◆ **Aim**
Output every entry exactly as written, skipping any pictures.

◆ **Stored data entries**

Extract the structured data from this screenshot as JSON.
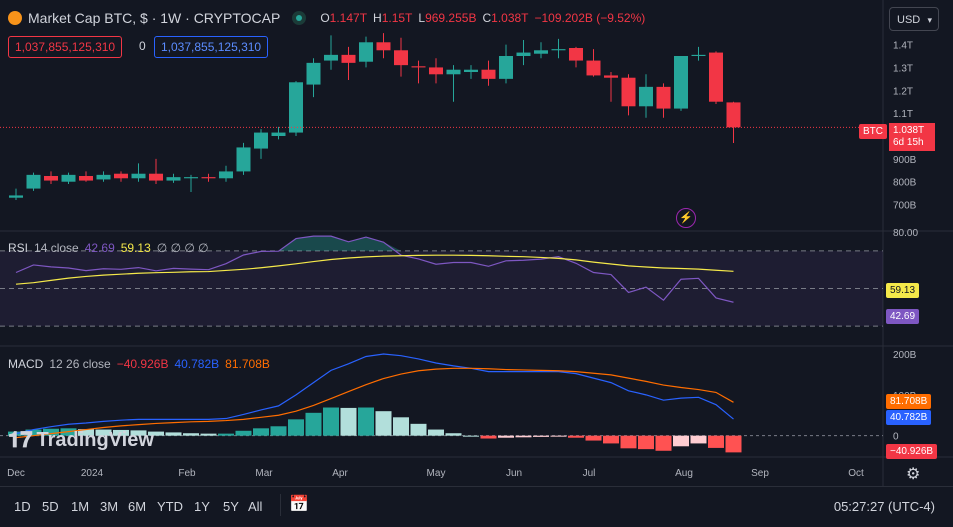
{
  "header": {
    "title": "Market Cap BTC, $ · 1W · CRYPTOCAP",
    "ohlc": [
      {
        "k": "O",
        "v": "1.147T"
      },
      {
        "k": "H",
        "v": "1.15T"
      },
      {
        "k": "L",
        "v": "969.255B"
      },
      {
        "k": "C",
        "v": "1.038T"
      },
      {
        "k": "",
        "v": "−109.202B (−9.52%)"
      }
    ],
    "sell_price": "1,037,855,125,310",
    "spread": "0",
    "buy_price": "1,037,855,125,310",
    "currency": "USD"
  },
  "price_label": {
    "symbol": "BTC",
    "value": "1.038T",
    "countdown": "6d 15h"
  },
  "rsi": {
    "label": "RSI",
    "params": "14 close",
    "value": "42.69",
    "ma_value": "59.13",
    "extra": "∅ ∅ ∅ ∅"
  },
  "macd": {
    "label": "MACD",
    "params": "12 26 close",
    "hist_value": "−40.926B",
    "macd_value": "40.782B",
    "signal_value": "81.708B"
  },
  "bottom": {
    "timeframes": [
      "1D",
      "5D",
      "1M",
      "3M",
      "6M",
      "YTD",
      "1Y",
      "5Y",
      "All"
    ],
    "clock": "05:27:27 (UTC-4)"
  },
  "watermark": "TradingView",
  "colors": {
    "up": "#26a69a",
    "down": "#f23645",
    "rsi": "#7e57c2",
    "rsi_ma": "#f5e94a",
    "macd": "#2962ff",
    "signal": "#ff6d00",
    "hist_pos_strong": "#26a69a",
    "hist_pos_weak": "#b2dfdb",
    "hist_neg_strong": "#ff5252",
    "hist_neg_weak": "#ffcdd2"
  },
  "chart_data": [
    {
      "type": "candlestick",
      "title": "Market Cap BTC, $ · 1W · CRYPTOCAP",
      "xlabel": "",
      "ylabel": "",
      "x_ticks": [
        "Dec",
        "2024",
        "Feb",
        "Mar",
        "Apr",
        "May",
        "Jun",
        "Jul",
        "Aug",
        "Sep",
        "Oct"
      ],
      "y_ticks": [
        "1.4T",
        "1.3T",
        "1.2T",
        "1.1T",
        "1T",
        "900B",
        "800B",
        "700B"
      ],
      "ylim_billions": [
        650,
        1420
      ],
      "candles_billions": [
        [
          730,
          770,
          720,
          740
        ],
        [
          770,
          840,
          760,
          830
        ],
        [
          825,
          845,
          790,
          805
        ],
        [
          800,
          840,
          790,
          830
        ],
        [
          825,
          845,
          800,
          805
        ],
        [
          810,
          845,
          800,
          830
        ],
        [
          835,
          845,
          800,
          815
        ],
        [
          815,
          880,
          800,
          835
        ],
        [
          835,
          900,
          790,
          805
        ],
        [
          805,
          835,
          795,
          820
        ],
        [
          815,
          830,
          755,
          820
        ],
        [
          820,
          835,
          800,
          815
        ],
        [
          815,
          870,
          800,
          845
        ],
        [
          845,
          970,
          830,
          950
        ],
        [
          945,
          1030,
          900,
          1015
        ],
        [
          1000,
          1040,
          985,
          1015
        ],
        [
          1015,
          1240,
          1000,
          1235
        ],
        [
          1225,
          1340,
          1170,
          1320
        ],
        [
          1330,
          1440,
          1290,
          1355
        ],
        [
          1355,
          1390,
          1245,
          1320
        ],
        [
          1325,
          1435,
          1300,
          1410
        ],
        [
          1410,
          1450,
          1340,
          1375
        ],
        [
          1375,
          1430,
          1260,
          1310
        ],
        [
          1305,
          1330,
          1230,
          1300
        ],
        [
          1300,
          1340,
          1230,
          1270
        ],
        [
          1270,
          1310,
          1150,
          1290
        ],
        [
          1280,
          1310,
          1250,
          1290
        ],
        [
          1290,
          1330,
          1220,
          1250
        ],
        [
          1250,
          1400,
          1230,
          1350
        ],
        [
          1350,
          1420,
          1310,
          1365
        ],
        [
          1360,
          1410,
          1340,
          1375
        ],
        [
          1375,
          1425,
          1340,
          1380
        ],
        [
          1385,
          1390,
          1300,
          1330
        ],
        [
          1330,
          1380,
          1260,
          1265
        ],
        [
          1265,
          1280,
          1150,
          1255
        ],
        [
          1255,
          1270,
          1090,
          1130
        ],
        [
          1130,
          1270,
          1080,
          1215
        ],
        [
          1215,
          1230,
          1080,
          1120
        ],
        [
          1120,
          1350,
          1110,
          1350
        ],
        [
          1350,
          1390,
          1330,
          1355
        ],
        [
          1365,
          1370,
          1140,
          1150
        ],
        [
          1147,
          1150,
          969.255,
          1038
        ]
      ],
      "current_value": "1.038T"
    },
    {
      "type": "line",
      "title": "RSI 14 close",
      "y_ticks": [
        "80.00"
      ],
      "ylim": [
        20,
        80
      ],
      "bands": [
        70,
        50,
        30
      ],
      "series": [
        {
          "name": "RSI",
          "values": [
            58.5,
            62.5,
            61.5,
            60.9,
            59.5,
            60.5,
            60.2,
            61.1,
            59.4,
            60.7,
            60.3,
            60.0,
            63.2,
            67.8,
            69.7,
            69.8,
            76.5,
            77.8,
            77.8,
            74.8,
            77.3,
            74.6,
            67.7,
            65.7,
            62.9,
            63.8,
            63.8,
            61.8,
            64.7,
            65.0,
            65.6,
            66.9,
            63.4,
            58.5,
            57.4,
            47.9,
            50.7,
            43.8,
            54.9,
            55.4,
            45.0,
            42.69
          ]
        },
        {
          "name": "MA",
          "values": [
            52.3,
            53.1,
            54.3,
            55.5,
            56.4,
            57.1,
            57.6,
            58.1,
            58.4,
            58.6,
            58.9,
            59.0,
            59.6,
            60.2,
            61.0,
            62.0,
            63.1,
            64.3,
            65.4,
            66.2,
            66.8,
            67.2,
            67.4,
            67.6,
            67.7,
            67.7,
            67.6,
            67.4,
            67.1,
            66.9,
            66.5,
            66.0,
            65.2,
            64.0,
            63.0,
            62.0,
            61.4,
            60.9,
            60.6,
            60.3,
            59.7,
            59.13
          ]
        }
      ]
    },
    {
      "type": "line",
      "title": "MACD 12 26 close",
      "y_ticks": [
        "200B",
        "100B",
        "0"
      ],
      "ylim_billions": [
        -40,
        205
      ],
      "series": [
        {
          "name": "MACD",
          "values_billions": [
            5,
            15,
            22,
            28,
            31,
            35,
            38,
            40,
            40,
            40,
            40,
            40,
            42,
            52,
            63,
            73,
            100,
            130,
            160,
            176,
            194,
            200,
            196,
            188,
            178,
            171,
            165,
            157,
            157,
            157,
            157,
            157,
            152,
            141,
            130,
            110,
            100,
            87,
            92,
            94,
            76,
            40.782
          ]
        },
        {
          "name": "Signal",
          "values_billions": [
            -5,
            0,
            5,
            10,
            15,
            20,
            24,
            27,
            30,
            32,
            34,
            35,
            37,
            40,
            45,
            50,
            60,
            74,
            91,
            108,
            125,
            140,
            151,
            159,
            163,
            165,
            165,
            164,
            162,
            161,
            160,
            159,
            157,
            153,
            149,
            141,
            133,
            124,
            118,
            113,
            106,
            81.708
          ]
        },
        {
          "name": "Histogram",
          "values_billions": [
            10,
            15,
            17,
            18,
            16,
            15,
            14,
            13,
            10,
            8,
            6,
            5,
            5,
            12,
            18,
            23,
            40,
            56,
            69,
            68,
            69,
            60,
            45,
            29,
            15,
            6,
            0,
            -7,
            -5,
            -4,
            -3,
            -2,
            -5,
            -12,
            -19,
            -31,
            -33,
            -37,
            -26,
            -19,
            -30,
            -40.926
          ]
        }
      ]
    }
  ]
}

◆ **The output**
Extract the structured data from this screenshot as JSON.
{
  "header": {
    "title": "Market Cap BTC, $ · 1W · CRYPTOCAP",
    "ohlc": [
      {
        "k": "O",
        "v": "1.147T"
      },
      {
        "k": "H",
        "v": "1.15T"
      },
      {
        "k": "L",
        "v": "969.255B"
      },
      {
        "k": "C",
        "v": "1.038T"
      },
      {
        "k": "",
        "v": "−109.202B (−9.52%)"
      }
    ],
    "sell_price": "1,037,855,125,310",
    "spread": "0",
    "buy_price": "1,037,855,125,310",
    "currency": "USD"
  },
  "price_label": {
    "symbol": "BTC",
    "value": "1.038T",
    "countdown": "6d 15h"
  },
  "rsi": {
    "label": "RSI",
    "params": "14 close",
    "value": "42.69",
    "ma_value": "59.13",
    "extra": "∅ ∅ ∅ ∅"
  },
  "macd": {
    "label": "MACD",
    "params": "12 26 close",
    "hist_value": "−40.926B",
    "macd_value": "40.782B",
    "signal_value": "81.708B"
  },
  "bottom": {
    "timeframes": [
      "1D",
      "5D",
      "1M",
      "3M",
      "6M",
      "YTD",
      "1Y",
      "5Y",
      "All"
    ],
    "clock": "05:27:27 (UTC-4)"
  },
  "watermark": "TradingView",
  "colors": {
    "up": "#26a69a",
    "down": "#f23645",
    "rsi": "#7e57c2",
    "rsi_ma": "#f5e94a",
    "macd": "#2962ff",
    "signal": "#ff6d00",
    "hist_pos_strong": "#26a69a",
    "hist_pos_weak": "#b2dfdb",
    "hist_neg_strong": "#ff5252",
    "hist_neg_weak": "#ffcdd2"
  },
  "chart_data": [
    {
      "type": "candlestick",
      "title": "Market Cap BTC, $ · 1W · CRYPTOCAP",
      "xlabel": "",
      "ylabel": "",
      "x_ticks": [
        "Dec",
        "2024",
        "Feb",
        "Mar",
        "Apr",
        "May",
        "Jun",
        "Jul",
        "Aug",
        "Sep",
        "Oct"
      ],
      "y_ticks": [
        "1.4T",
        "1.3T",
        "1.2T",
        "1.1T",
        "1T",
        "900B",
        "800B",
        "700B"
      ],
      "ylim_billions": [
        650,
        1420
      ],
      "candles_billions": [
        [
          730,
          770,
          720,
          740
        ],
        [
          770,
          840,
          760,
          830
        ],
        [
          825,
          845,
          790,
          805
        ],
        [
          800,
          840,
          790,
          830
        ],
        [
          825,
          845,
          800,
          805
        ],
        [
          810,
          845,
          800,
          830
        ],
        [
          835,
          845,
          800,
          815
        ],
        [
          815,
          880,
          800,
          835
        ],
        [
          835,
          900,
          790,
          805
        ],
        [
          805,
          835,
          795,
          820
        ],
        [
          815,
          830,
          755,
          820
        ],
        [
          820,
          835,
          800,
          815
        ],
        [
          815,
          870,
          800,
          845
        ],
        [
          845,
          970,
          830,
          950
        ],
        [
          945,
          1030,
          900,
          1015
        ],
        [
          1000,
          1040,
          985,
          1015
        ],
        [
          1015,
          1240,
          1000,
          1235
        ],
        [
          1225,
          1340,
          1170,
          1320
        ],
        [
          1330,
          1440,
          1290,
          1355
        ],
        [
          1355,
          1390,
          1245,
          1320
        ],
        [
          1325,
          1435,
          1300,
          1410
        ],
        [
          1410,
          1450,
          1340,
          1375
        ],
        [
          1375,
          1430,
          1260,
          1310
        ],
        [
          1305,
          1330,
          1230,
          1300
        ],
        [
          1300,
          1340,
          1230,
          1270
        ],
        [
          1270,
          1310,
          1150,
          1290
        ],
        [
          1280,
          1310,
          1250,
          1290
        ],
        [
          1290,
          1330,
          1220,
          1250
        ],
        [
          1250,
          1400,
          1230,
          1350
        ],
        [
          1350,
          1420,
          1310,
          1365
        ],
        [
          1360,
          1410,
          1340,
          1375
        ],
        [
          1375,
          1425,
          1340,
          1380
        ],
        [
          1385,
          1390,
          1300,
          1330
        ],
        [
          1330,
          1380,
          1260,
          1265
        ],
        [
          1265,
          1280,
          1150,
          1255
        ],
        [
          1255,
          1270,
          1090,
          1130
        ],
        [
          1130,
          1270,
          1080,
          1215
        ],
        [
          1215,
          1230,
          1080,
          1120
        ],
        [
          1120,
          1350,
          1110,
          1350
        ],
        [
          1350,
          1390,
          1330,
          1355
        ],
        [
          1365,
          1370,
          1140,
          1150
        ],
        [
          1147,
          1150,
          969.255,
          1038
        ]
      ],
      "current_value": "1.038T"
    },
    {
      "type": "line",
      "title": "RSI 14 close",
      "y_ticks": [
        "80.00"
      ],
      "ylim": [
        20,
        80
      ],
      "bands": [
        70,
        50,
        30
      ],
      "series": [
        {
          "name": "RSI",
          "values": [
            58.5,
            62.5,
            61.5,
            60.9,
            59.5,
            60.5,
            60.2,
            61.1,
            59.4,
            60.7,
            60.3,
            60.0,
            63.2,
            67.8,
            69.7,
            69.8,
            76.5,
            77.8,
            77.8,
            74.8,
            77.3,
            74.6,
            67.7,
            65.7,
            62.9,
            63.8,
            63.8,
            61.8,
            64.7,
            65.0,
            65.6,
            66.9,
            63.4,
            58.5,
            57.4,
            47.9,
            50.7,
            43.8,
            54.9,
            55.4,
            45.0,
            42.69
          ]
        },
        {
          "name": "MA",
          "values": [
            52.3,
            53.1,
            54.3,
            55.5,
            56.4,
            57.1,
            57.6,
            58.1,
            58.4,
            58.6,
            58.9,
            59.0,
            59.6,
            60.2,
            61.0,
            62.0,
            63.1,
            64.3,
            65.4,
            66.2,
            66.8,
            67.2,
            67.4,
            67.6,
            67.7,
            67.7,
            67.6,
            67.4,
            67.1,
            66.9,
            66.5,
            66.0,
            65.2,
            64.0,
            63.0,
            62.0,
            61.4,
            60.9,
            60.6,
            60.3,
            59.7,
            59.13
          ]
        }
      ]
    },
    {
      "type": "line",
      "title": "MACD 12 26 close",
      "y_ticks": [
        "200B",
        "100B",
        "0"
      ],
      "ylim_billions": [
        -40,
        205
      ],
      "series": [
        {
          "name": "MACD",
          "values_billions": [
            5,
            15,
            22,
            28,
            31,
            35,
            38,
            40,
            40,
            40,
            40,
            40,
            42,
            52,
            63,
            73,
            100,
            130,
            160,
            176,
            194,
            200,
            196,
            188,
            178,
            171,
            165,
            157,
            157,
            157,
            157,
            157,
            152,
            141,
            130,
            110,
            100,
            87,
            92,
            94,
            76,
            40.782
          ]
        },
        {
          "name": "Signal",
          "values_billions": [
            -5,
            0,
            5,
            10,
            15,
            20,
            24,
            27,
            30,
            32,
            34,
            35,
            37,
            40,
            45,
            50,
            60,
            74,
            91,
            108,
            125,
            140,
            151,
            159,
            163,
            165,
            165,
            164,
            162,
            161,
            160,
            159,
            157,
            153,
            149,
            141,
            133,
            124,
            118,
            113,
            106,
            81.708
          ]
        },
        {
          "name": "Histogram",
          "values_billions": [
            10,
            15,
            17,
            18,
            16,
            15,
            14,
            13,
            10,
            8,
            6,
            5,
            5,
            12,
            18,
            23,
            40,
            56,
            69,
            68,
            69,
            60,
            45,
            29,
            15,
            6,
            0,
            -7,
            -5,
            -4,
            -3,
            -2,
            -5,
            -12,
            -19,
            -31,
            -33,
            -37,
            -26,
            -19,
            -30,
            -40.926
          ]
        }
      ]
    }
  ]
}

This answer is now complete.